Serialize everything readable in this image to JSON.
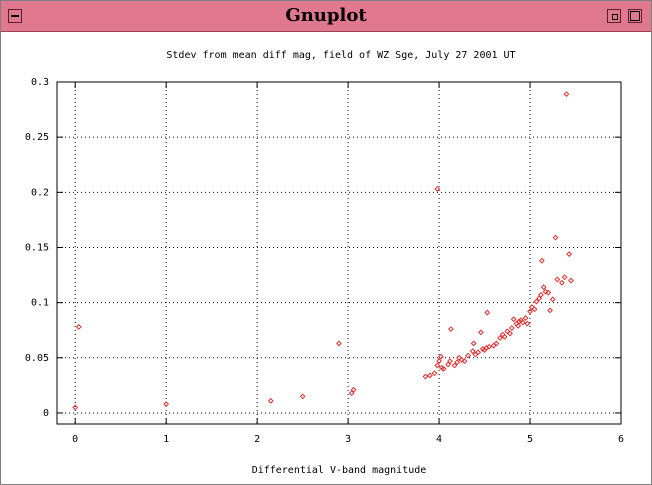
{
  "window": {
    "title": "Gnuplot"
  },
  "chart_data": {
    "type": "scatter",
    "title": "Stdev from mean diff mag, field of WZ Sge, July 27 2001 UT",
    "xlabel": "Differential V-band magnitude",
    "ylabel": "",
    "xlim": [
      -0.2,
      6
    ],
    "ylim": [
      -0.01,
      0.3
    ],
    "xticks": [
      "0",
      "1",
      "2",
      "3",
      "4",
      "5",
      "6"
    ],
    "yticks": [
      "0",
      "0.05",
      "0.1",
      "0.15",
      "0.2",
      "0.25",
      "0.3"
    ],
    "grid": true,
    "marker_color": "#e03030",
    "points": [
      [
        0.0,
        0.005
      ],
      [
        0.04,
        0.078
      ],
      [
        1.0,
        0.008
      ],
      [
        2.15,
        0.011
      ],
      [
        2.5,
        0.015
      ],
      [
        2.9,
        0.063
      ],
      [
        3.04,
        0.018
      ],
      [
        3.06,
        0.021
      ],
      [
        3.85,
        0.033
      ],
      [
        3.9,
        0.034
      ],
      [
        3.95,
        0.036
      ],
      [
        3.98,
        0.203
      ],
      [
        3.98,
        0.043
      ],
      [
        4.0,
        0.047
      ],
      [
        4.02,
        0.051
      ],
      [
        4.03,
        0.041
      ],
      [
        4.05,
        0.04
      ],
      [
        4.1,
        0.044
      ],
      [
        4.12,
        0.047
      ],
      [
        4.13,
        0.076
      ],
      [
        4.17,
        0.043
      ],
      [
        4.2,
        0.046
      ],
      [
        4.22,
        0.05
      ],
      [
        4.25,
        0.048
      ],
      [
        4.28,
        0.047
      ],
      [
        4.32,
        0.052
      ],
      [
        4.37,
        0.056
      ],
      [
        4.38,
        0.063
      ],
      [
        4.4,
        0.053
      ],
      [
        4.43,
        0.055
      ],
      [
        4.46,
        0.073
      ],
      [
        4.48,
        0.058
      ],
      [
        4.5,
        0.057
      ],
      [
        4.52,
        0.059
      ],
      [
        4.53,
        0.091
      ],
      [
        4.55,
        0.06
      ],
      [
        4.6,
        0.061
      ],
      [
        4.63,
        0.063
      ],
      [
        4.67,
        0.068
      ],
      [
        4.7,
        0.071
      ],
      [
        4.72,
        0.069
      ],
      [
        4.75,
        0.074
      ],
      [
        4.78,
        0.072
      ],
      [
        4.8,
        0.077
      ],
      [
        4.82,
        0.085
      ],
      [
        4.85,
        0.081
      ],
      [
        4.87,
        0.079
      ],
      [
        4.88,
        0.083
      ],
      [
        4.9,
        0.084
      ],
      [
        4.92,
        0.082
      ],
      [
        4.95,
        0.086
      ],
      [
        4.97,
        0.081
      ],
      [
        5.0,
        0.092
      ],
      [
        5.02,
        0.096
      ],
      [
        5.05,
        0.094
      ],
      [
        5.07,
        0.101
      ],
      [
        5.1,
        0.104
      ],
      [
        5.12,
        0.107
      ],
      [
        5.13,
        0.138
      ],
      [
        5.15,
        0.114
      ],
      [
        5.17,
        0.11
      ],
      [
        5.2,
        0.109
      ],
      [
        5.22,
        0.093
      ],
      [
        5.25,
        0.103
      ],
      [
        5.28,
        0.159
      ],
      [
        5.3,
        0.121
      ],
      [
        5.35,
        0.118
      ],
      [
        5.38,
        0.123
      ],
      [
        5.4,
        0.289
      ],
      [
        5.43,
        0.144
      ],
      [
        5.45,
        0.12
      ]
    ]
  }
}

+ + +

Leave out all images, then reproduce the entries above exactly.

* _RESULT BELOW_
Serialize everything readable in this image to JSON.
{
  "window": {
    "title": "Gnuplot"
  },
  "chart_data": {
    "type": "scatter",
    "title": "Stdev from mean diff mag, field of WZ Sge, July 27 2001 UT",
    "xlabel": "Differential V-band magnitude",
    "ylabel": "",
    "xlim": [
      -0.2,
      6
    ],
    "ylim": [
      -0.01,
      0.3
    ],
    "xticks": [
      "0",
      "1",
      "2",
      "3",
      "4",
      "5",
      "6"
    ],
    "yticks": [
      "0",
      "0.05",
      "0.1",
      "0.15",
      "0.2",
      "0.25",
      "0.3"
    ],
    "grid": true,
    "marker_color": "#e03030",
    "points": [
      [
        0.0,
        0.005
      ],
      [
        0.04,
        0.078
      ],
      [
        1.0,
        0.008
      ],
      [
        2.15,
        0.011
      ],
      [
        2.5,
        0.015
      ],
      [
        2.9,
        0.063
      ],
      [
        3.04,
        0.018
      ],
      [
        3.06,
        0.021
      ],
      [
        3.85,
        0.033
      ],
      [
        3.9,
        0.034
      ],
      [
        3.95,
        0.036
      ],
      [
        3.98,
        0.203
      ],
      [
        3.98,
        0.043
      ],
      [
        4.0,
        0.047
      ],
      [
        4.02,
        0.051
      ],
      [
        4.03,
        0.041
      ],
      [
        4.05,
        0.04
      ],
      [
        4.1,
        0.044
      ],
      [
        4.12,
        0.047
      ],
      [
        4.13,
        0.076
      ],
      [
        4.17,
        0.043
      ],
      [
        4.2,
        0.046
      ],
      [
        4.22,
        0.05
      ],
      [
        4.25,
        0.048
      ],
      [
        4.28,
        0.047
      ],
      [
        4.32,
        0.052
      ],
      [
        4.37,
        0.056
      ],
      [
        4.38,
        0.063
      ],
      [
        4.4,
        0.053
      ],
      [
        4.43,
        0.055
      ],
      [
        4.46,
        0.073
      ],
      [
        4.48,
        0.058
      ],
      [
        4.5,
        0.057
      ],
      [
        4.52,
        0.059
      ],
      [
        4.53,
        0.091
      ],
      [
        4.55,
        0.06
      ],
      [
        4.6,
        0.061
      ],
      [
        4.63,
        0.063
      ],
      [
        4.67,
        0.068
      ],
      [
        4.7,
        0.071
      ],
      [
        4.72,
        0.069
      ],
      [
        4.75,
        0.074
      ],
      [
        4.78,
        0.072
      ],
      [
        4.8,
        0.077
      ],
      [
        4.82,
        0.085
      ],
      [
        4.85,
        0.081
      ],
      [
        4.87,
        0.079
      ],
      [
        4.88,
        0.083
      ],
      [
        4.9,
        0.084
      ],
      [
        4.92,
        0.082
      ],
      [
        4.95,
        0.086
      ],
      [
        4.97,
        0.081
      ],
      [
        5.0,
        0.092
      ],
      [
        5.02,
        0.096
      ],
      [
        5.05,
        0.094
      ],
      [
        5.07,
        0.101
      ],
      [
        5.1,
        0.104
      ],
      [
        5.12,
        0.107
      ],
      [
        5.13,
        0.138
      ],
      [
        5.15,
        0.114
      ],
      [
        5.17,
        0.11
      ],
      [
        5.2,
        0.109
      ],
      [
        5.22,
        0.093
      ],
      [
        5.25,
        0.103
      ],
      [
        5.28,
        0.159
      ],
      [
        5.3,
        0.121
      ],
      [
        5.35,
        0.118
      ],
      [
        5.38,
        0.123
      ],
      [
        5.4,
        0.289
      ],
      [
        5.43,
        0.144
      ],
      [
        5.45,
        0.12
      ]
    ]
  }
}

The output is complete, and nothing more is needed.